◆ **Collected data entries**
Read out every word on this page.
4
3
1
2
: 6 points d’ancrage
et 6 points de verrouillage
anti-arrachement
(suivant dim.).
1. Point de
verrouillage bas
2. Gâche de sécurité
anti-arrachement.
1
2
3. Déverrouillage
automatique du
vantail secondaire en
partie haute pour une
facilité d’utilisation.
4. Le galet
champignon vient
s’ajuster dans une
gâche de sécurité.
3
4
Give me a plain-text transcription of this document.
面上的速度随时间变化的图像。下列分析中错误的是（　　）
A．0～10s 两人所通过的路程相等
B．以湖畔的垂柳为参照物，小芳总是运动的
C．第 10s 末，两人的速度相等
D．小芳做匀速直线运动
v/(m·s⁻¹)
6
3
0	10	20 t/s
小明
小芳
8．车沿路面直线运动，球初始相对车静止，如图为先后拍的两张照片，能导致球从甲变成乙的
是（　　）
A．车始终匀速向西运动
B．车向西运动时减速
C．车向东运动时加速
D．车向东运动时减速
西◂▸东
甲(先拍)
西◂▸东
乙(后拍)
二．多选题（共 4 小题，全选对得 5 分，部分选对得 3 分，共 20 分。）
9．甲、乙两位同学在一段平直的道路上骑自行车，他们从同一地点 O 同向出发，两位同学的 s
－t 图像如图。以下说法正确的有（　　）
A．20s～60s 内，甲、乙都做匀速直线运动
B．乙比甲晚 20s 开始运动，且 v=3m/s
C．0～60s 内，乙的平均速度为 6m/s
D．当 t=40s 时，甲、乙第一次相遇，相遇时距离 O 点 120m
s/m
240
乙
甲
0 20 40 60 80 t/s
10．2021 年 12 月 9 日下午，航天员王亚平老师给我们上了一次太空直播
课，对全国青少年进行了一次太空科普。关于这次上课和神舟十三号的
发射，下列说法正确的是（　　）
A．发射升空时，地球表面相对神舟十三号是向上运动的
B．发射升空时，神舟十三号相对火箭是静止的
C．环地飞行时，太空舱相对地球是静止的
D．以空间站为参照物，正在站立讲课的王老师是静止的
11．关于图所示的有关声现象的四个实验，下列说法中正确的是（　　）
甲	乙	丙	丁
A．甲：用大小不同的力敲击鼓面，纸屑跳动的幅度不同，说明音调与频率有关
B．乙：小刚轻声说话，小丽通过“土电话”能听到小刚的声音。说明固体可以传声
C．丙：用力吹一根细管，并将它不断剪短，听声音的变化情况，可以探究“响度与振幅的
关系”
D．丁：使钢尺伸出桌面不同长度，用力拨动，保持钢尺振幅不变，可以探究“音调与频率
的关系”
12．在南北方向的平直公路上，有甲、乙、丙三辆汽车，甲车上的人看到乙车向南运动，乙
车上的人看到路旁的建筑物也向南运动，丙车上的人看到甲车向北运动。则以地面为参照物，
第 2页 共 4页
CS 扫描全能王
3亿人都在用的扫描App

◆ **Goal of the exercise**
Write the material out exactly, with nothing left out.

◆ **Response to this task**
Read out every word on this page.
4
3
1
2
: 6 points d’ancrage
et 6 points de verrouillage
anti-arrachement
(suivant dim.).
1. Point de
verrouillage bas
2. Gâche de sécurité
anti-arrachement.
1
2
3. Déverrouillage
automatique du
vantail secondaire en
partie haute pour une
facilité d’utilisation.
4. Le galet
champignon vient
s’ajuster dans une
gâche de sécurité.
3
4
Give me a plain-text transcription of this document.
面上的速度随时间变化的图像。下列分析中错误的是（　　）
A．0～10s 两人所通过的路程相等
B．以湖畔的垂柳为参照物，小芳总是运动的
C．第 10s 末，两人的速度相等
D．小芳做匀速直线运动
v/(m·s⁻¹)
6
3
0	10	20 t/s
小明
小芳
8．车沿路面直线运动，球初始相对车静止，如图为先后拍的两张照片，能导致球从甲变成乙的
是（　　）
A．车始终匀速向西运动
B．车向西运动时减速
C．车向东运动时加速
D．车向东运动时减速
西◂▸东
甲(先拍)
西◂▸东
乙(后拍)
二．多选题（共 4 小题，全选对得 5 分，部分选对得 3 分，共 20 分。）
9．甲、乙两位同学在一段平直的道路上骑自行车，他们从同一地点 O 同向出发，两位同学的 s
－t 图像如图。以下说法正确的有（　　）
A．20s～60s 内，甲、乙都做匀速直线运动
B．乙比甲晚 20s 开始运动，且 v=3m/s
C．0～60s 内，乙的平均速度为 6m/s
D．当 t=40s 时，甲、乙第一次相遇，相遇时距离 O 点 120m
s/m
240
乙
甲
0 20 40 60 80 t/s
10．2021 年 12 月 9 日下午，航天员王亚平老师给我们上了一次太空直播
课，对全国青少年进行了一次太空科普。关于这次上课和神舟十三号的
发射，下列说法正确的是（　　）
A．发射升空时，地球表面相对神舟十三号是向上运动的
B．发射升空时，神舟十三号相对火箭是静止的
C．环地飞行时，太空舱相对地球是静止的
D．以空间站为参照物，正在站立讲课的王老师是静止的
11．关于图所示的有关声现象的四个实验，下列说法中正确的是（　　）
甲	乙	丙	丁
A．甲：用大小不同的力敲击鼓面，纸屑跳动的幅度不同，说明音调与频率有关
B．乙：小刚轻声说话，小丽通过“土电话”能听到小刚的声音。说明固体可以传声
C．丙：用力吹一根细管，并将它不断剪短，听声音的变化情况，可以探究“响度与振幅的
关系”
D．丁：使钢尺伸出桌面不同长度，用力拨动，保持钢尺振幅不变，可以探究“音调与频率
的关系”
12．在南北方向的平直公路上，有甲、乙、丙三辆汽车，甲车上的人看到乙车向南运动，乙
车上的人看到路旁的建筑物也向南运动，丙车上的人看到甲车向北运动。则以地面为参照物，
第 2页 共 4页
CS 扫描全能王
3亿人都在用的扫描App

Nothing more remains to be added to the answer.